_Task objective_
Wherever a line below holds the word "边缘计算标准件计划", copy that line.

** begin **

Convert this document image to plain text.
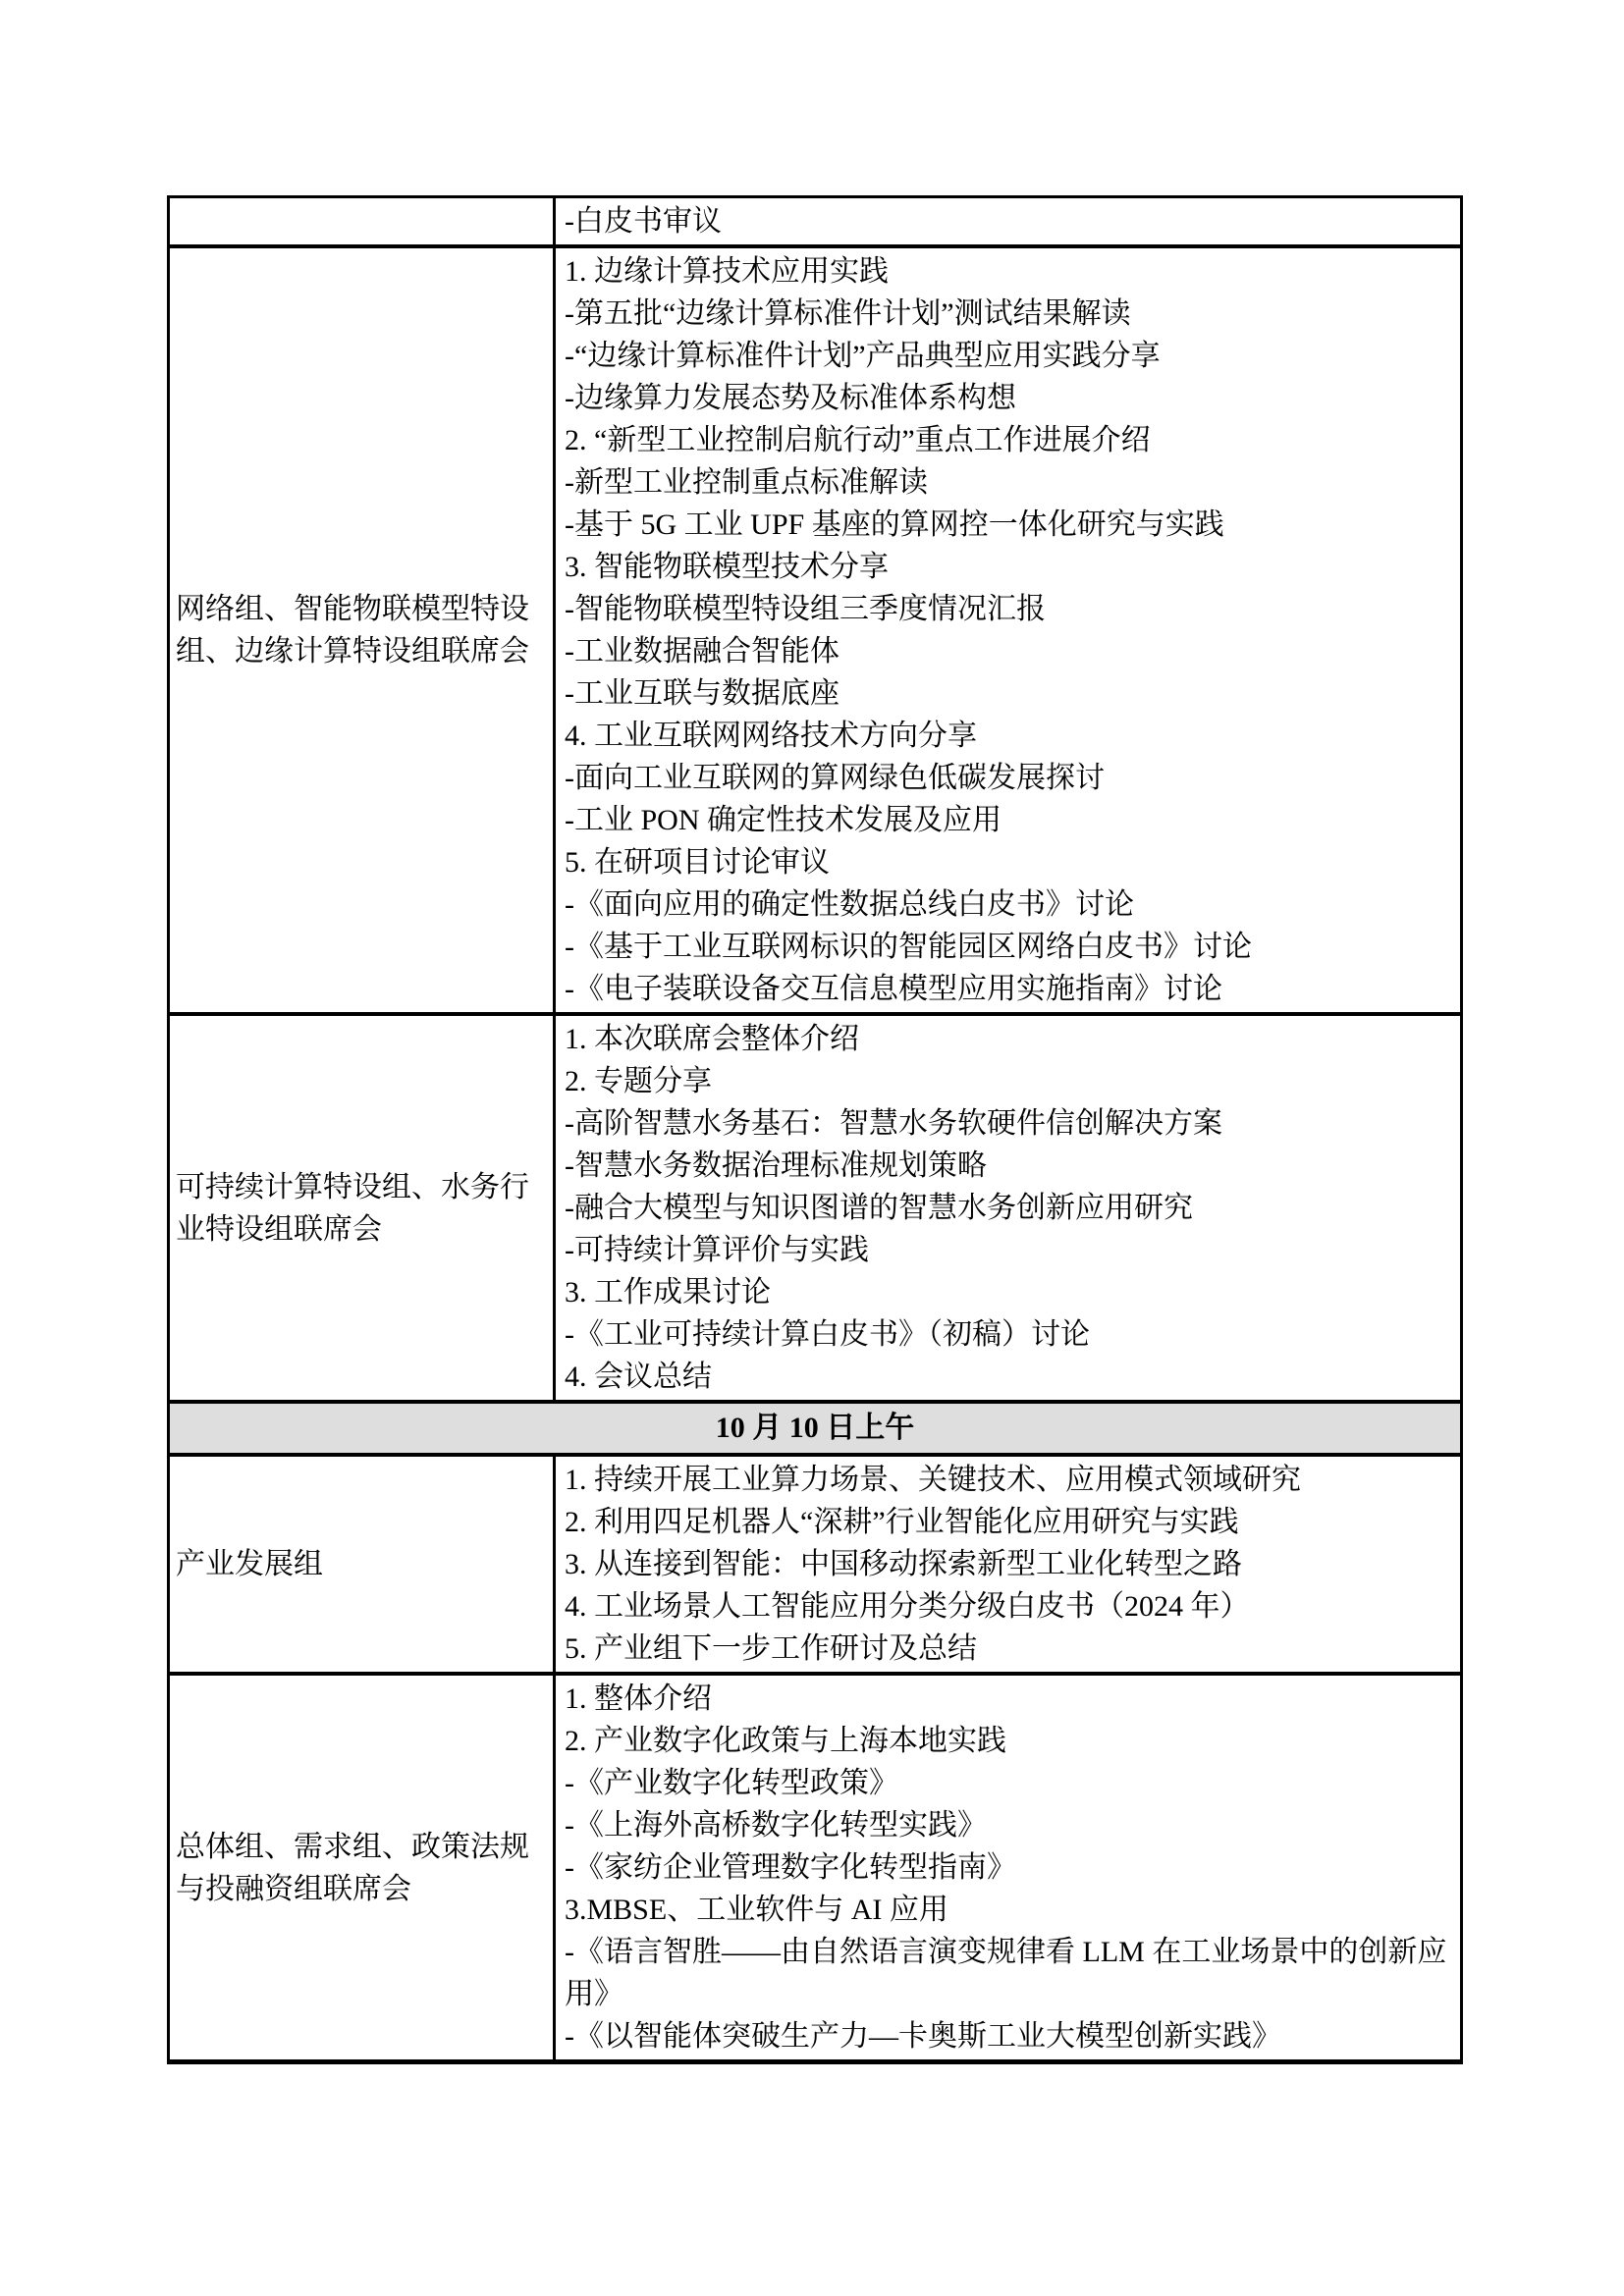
-白皮书审议
网络组、智能物联模型特设组、边缘计算特设组联席会
1. 边缘计算技术应用实践
-第五批“边缘计算标准件计划”测试结果解读
-“边缘计算标准件计划”产品典型应用实践分享
-边缘算力发展态势及标准体系构想
2. “新型工业控制启航行动”重点工作进展介绍
-新型工业控制重点标准解读
-基于 5G 工业 UPF 基座的算网控一体化研究与实践
3. 智能物联模型技术分享
-智能物联模型特设组三季度情况汇报
-工业数据融合智能体
-工业互联与数据底座
4. 工业互联网网络技术方向分享
-面向工业互联网的算网绿色低碳发展探讨
-工业 PON 确定性技术发展及应用
5. 在研项目讨论审议
-《面向应用的确定性数据总线白皮书》讨论
-《基于工业互联网标识的智能园区网络白皮书》讨论
-《电子装联设备交互信息模型应用实施指南》讨论
可持续计算特设组、水务行业特设组联席会
1. 本次联席会整体介绍
2. 专题分享
-高阶智慧水务基石：智慧水务软硬件信创解决方案
-智慧水务数据治理标准规划策略
-融合大模型与知识图谱的智慧水务创新应用研究
-可持续计算评价与实践
3. 工作成果讨论
-《工业可持续计算白皮书》（初稿）讨论
4. 会议总结
10 月 10 日上午
产业发展组
1. 持续开展工业算力场景、关键技术、应用模式领域研究
2. 利用四足机器人“深耕”行业智能化应用研究与实践
3. 从连接到智能：中国移动探索新型工业化转型之路
4. 工业场景人工智能应用分类分级白皮书（2024 年）
5. 产业组下一步工作研讨及总结
总体组、需求组、政策法规与投融资组联席会
1. 整体介绍
2. 产业数字化政策与上海本地实践
-《产业数字化转型政策》
-《上海外高桥数字化转型实践》
-《家纺企业管理数字化转型指南》
3.MBSE、工业软件与 AI 应用
-《语言智胜——由自然语言演变规律看 LLM 在工业场景中的创新应用》
-《以智能体突破生产力—卡奥斯工业大模型创新实践》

** end **

_Correct answer_
-第五批“边缘计算标准件计划”测试结果解读
-“边缘计算标准件计划”产品典型应用实践分享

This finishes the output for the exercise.